*Text segment*:

— start —

Bug #26832 ENUM types not optimized
Submitted: 4 Mar 2007 18:17 Modified: 5 Apr 2011 5:46
Reporter: Roberto Spadim (Basic Quality Contributor) Email Updates:
Status: Verified Impact on me:
None 
Category:MySQL Server: Optimizer Severity:S5 (Performance)
Version:5.5 OS:Any
Assigned to: CPU Architecture:Any
Tags: ENUM OPTIMIZATION, qc

[4 Mar 2007 18:17] Roberto Spadim
Description:
enum types not optimized when i search a value that don't bellow to enum values, like
enum('a','b','c')
select * from table where enum_field='d'

this make an table scan or index scan, see the screnshots from my query

How to repeat:
create a table with enum and search with a non enum value

Suggested fix:
when using enum fields check it and make a 0 rows optimization before start table scan optimizations
[13 Apr 2007 13:08] Valeriy Kravchuk
Thank you for a problem report, and sorry for a delay with its processing. Please, check with a newer version, 5.1.17, and, in case of the same problem, send a complete test case that demonstrates the behaviour described.
[13 May 2007 23:02] Bugs System
No feedback was provided for this bug for over a month, so it is
being suspended automatically. If you are able to provide the
information that was originally requested, please do so and change
the status of the bug back to "Open".
[14 May 2007 4:10] Valeriy Kravchuk
Roberto,

Please, check with a newer version, 5.1.17, and, in case of the same problem,
send a complete test case that demonstrates the behaviour described.
[14 Jun 2007 23:00] Bugs System
No feedback was provided for this bug for over a month, so it is
being suspended automatically. If you are able to provide the
information that was originally requested, please do so and change
the status of the bug back to "Open".
[15 Jul 2007 23:00] Bugs System
No feedback was provided for this bug for over a month, so it is
being suspended automatically. If you are able to provide the
information that was originally requested, please do so and change
the status of the bug back to "Open".

— end —

*Data for processing*:
— start —

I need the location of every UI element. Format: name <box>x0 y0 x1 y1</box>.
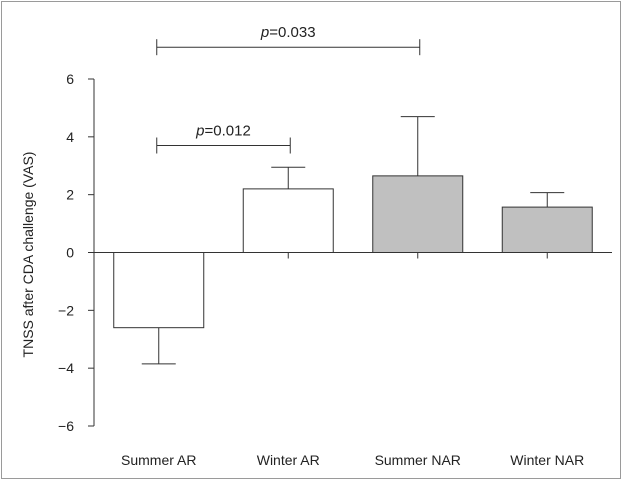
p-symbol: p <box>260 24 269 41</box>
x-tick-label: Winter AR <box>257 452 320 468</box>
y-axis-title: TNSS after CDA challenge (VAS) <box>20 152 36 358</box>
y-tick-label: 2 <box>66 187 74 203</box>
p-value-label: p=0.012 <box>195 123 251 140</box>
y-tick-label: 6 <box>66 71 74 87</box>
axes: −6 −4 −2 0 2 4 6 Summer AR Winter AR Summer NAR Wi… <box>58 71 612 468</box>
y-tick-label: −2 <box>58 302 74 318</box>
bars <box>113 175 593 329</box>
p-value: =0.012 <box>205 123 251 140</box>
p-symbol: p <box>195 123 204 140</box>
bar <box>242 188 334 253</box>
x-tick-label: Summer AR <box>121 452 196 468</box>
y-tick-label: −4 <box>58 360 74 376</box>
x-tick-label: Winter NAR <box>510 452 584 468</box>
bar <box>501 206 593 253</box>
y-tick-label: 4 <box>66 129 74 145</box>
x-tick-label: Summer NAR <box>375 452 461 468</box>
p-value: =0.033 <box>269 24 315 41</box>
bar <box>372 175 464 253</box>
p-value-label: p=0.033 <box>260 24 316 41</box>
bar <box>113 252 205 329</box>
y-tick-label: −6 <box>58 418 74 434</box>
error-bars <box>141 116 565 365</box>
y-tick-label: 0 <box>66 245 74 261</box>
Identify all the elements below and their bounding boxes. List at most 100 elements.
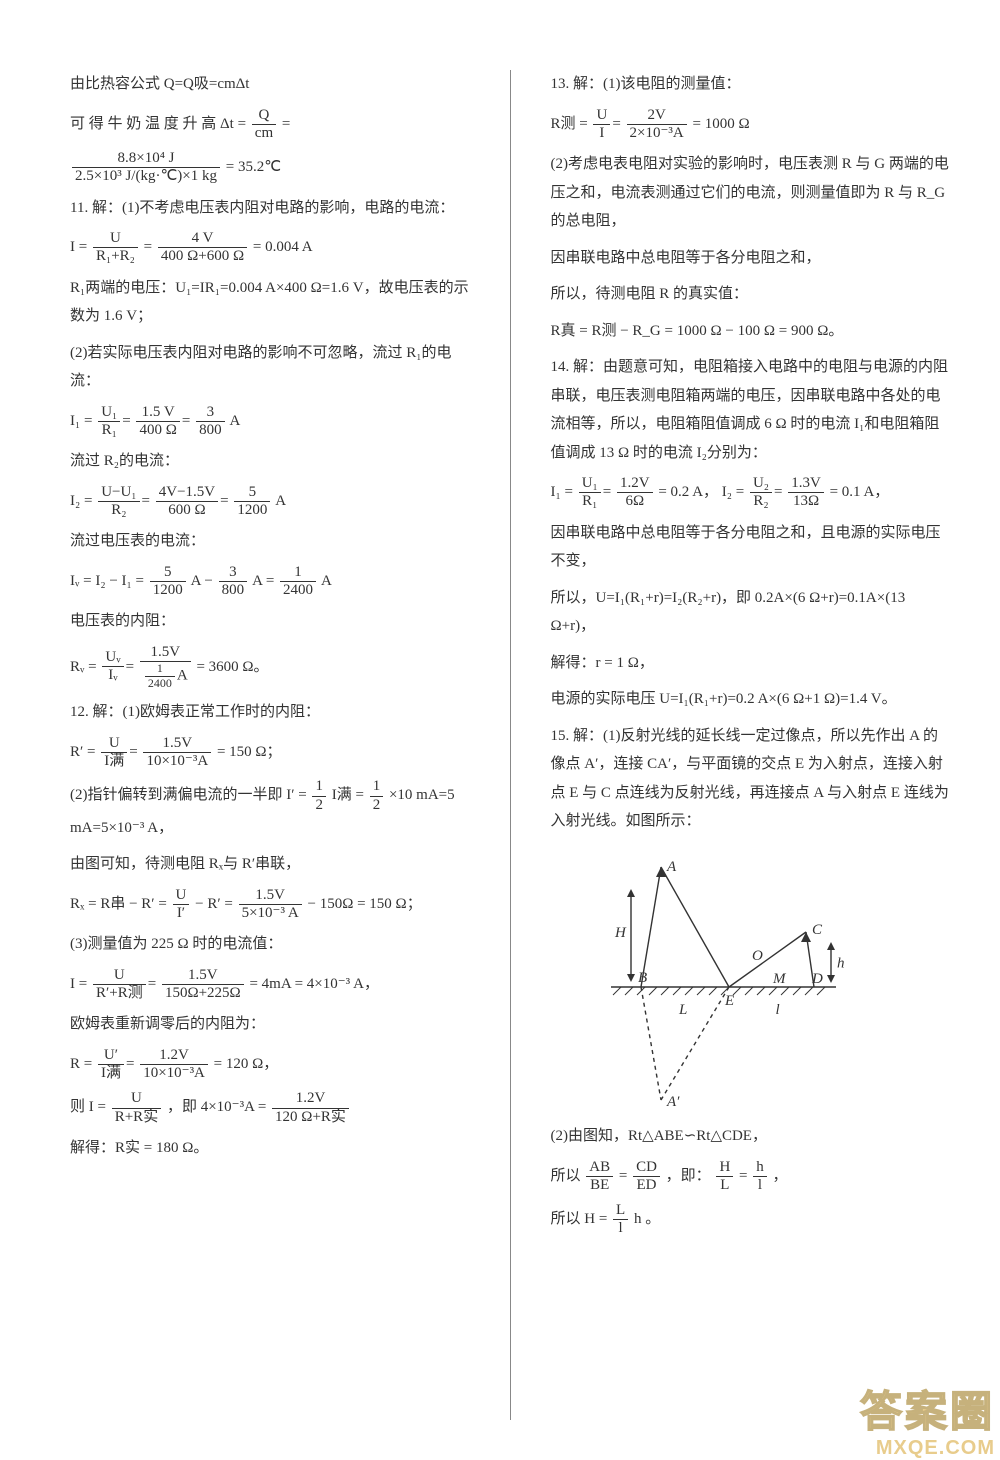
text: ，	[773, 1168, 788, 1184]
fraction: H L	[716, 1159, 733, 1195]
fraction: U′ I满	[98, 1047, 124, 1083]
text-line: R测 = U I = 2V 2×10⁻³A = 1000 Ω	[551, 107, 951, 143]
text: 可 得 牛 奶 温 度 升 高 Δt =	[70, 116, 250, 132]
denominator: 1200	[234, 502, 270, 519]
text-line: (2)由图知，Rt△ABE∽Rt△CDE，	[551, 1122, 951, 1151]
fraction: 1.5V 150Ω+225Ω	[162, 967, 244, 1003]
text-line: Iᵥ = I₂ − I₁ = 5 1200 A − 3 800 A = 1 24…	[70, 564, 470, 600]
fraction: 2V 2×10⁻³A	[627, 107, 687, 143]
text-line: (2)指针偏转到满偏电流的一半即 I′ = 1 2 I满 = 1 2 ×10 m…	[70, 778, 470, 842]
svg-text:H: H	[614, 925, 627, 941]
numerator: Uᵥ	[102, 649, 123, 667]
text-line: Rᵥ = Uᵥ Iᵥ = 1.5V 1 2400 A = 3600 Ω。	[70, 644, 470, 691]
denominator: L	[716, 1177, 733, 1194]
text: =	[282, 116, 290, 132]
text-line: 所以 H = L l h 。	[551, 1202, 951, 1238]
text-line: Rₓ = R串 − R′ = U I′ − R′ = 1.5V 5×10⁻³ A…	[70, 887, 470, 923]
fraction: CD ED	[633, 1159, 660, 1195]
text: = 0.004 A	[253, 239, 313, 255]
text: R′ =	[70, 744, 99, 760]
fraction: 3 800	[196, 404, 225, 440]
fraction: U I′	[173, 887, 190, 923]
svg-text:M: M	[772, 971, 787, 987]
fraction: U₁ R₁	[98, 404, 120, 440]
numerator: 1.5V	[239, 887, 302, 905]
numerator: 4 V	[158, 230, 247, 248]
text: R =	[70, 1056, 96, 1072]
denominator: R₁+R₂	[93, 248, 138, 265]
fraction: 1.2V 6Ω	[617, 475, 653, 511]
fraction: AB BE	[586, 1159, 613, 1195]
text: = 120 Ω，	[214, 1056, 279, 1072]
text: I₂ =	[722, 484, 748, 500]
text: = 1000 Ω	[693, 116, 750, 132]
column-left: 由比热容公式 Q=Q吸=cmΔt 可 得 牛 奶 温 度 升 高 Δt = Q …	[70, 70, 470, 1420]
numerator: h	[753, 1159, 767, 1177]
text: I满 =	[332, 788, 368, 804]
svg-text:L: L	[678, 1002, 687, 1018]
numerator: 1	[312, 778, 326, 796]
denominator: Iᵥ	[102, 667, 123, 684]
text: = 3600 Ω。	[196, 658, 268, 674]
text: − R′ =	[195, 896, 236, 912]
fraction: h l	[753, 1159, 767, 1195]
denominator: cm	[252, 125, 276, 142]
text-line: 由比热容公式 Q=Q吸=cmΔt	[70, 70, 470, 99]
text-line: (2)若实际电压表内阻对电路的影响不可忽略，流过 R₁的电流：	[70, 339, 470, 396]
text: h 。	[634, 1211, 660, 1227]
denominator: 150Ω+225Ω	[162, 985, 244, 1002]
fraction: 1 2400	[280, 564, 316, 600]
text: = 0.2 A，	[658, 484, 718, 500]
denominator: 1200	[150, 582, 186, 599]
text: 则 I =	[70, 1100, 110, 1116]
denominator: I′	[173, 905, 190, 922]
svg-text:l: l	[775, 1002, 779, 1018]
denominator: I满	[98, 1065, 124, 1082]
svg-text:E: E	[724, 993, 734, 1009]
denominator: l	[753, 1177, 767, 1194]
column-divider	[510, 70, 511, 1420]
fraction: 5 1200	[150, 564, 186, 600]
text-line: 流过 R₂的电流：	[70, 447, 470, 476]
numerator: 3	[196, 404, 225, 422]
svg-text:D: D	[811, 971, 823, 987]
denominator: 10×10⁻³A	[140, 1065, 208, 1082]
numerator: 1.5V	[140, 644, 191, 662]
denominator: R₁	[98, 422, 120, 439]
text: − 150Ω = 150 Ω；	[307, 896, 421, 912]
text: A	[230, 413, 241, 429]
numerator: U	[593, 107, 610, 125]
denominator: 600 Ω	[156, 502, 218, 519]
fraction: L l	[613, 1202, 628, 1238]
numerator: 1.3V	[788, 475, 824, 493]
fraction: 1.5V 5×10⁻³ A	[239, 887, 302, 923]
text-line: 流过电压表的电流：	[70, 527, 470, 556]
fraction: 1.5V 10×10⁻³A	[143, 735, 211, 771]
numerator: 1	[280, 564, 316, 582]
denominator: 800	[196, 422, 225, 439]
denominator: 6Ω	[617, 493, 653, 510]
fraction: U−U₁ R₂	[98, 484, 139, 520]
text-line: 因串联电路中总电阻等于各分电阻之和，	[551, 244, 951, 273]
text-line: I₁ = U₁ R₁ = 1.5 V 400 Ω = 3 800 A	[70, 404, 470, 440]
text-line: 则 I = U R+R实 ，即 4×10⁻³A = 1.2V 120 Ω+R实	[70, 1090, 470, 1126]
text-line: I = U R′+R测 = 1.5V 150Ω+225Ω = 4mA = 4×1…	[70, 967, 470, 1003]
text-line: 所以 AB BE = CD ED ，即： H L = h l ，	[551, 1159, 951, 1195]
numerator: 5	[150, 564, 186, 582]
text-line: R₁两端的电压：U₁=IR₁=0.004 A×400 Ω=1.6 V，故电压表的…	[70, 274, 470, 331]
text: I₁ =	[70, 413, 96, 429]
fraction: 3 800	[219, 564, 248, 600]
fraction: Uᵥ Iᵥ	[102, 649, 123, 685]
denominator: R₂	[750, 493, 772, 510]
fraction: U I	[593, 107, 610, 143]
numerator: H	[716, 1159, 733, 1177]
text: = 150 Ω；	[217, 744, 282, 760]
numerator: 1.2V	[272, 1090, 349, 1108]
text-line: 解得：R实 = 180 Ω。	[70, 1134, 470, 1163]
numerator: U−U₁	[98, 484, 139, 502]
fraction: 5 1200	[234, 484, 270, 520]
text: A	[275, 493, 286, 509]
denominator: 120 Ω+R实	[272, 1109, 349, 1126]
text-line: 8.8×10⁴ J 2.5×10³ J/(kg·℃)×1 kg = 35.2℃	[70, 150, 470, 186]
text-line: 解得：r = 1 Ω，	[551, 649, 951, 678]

— end —

*Required tasks*:
- A) Reproduce the bug report word for word between "Version:5.5 OS:Any" and "enum('a','b','c')", inclusive.
- B) In the records, transcribe only the lines between the lines holding "p-symbol: p <box>260 24 269 41</box>" and "p-value: =0.012 <box>205 123 251 140</box>", inclusive, keeping them unchanged.
The bug report and the records come from unrelated sources.

*Answers to the exercise*:
- A)
Version:5.5 OS:Any
Assigned to: CPU Architecture:Any
Tags: ENUM OPTIMIZATION, qc

[4 Mar 2007 18:17] Roberto Spadim
Description:
enum types not optimized when i search a value that don't bellow to enum values, like
enum('a','b','c')

- B)
p-symbol: p <box>260 24 269 41</box>
x-tick-label: Winter AR <box>257 452 320 468</box>
y-axis-title: TNSS after CDA challenge (VAS) <box>20 152 36 358</box>
y-tick-label: 2 <box>66 187 74 203</box>
p-value-label: p=0.012 <box>195 123 251 140</box>
y-tick-label: 6 <box>66 71 74 87</box>
axes: −6 −4 −2 0 2 4 6 Summer AR Winter AR Summer NAR Wi… <box>58 71 612 468</box>
y-tick-label: −2 <box>58 302 74 318</box>
bars <box>113 175 593 329</box>
p-value: =0.012 <box>205 123 251 140</box>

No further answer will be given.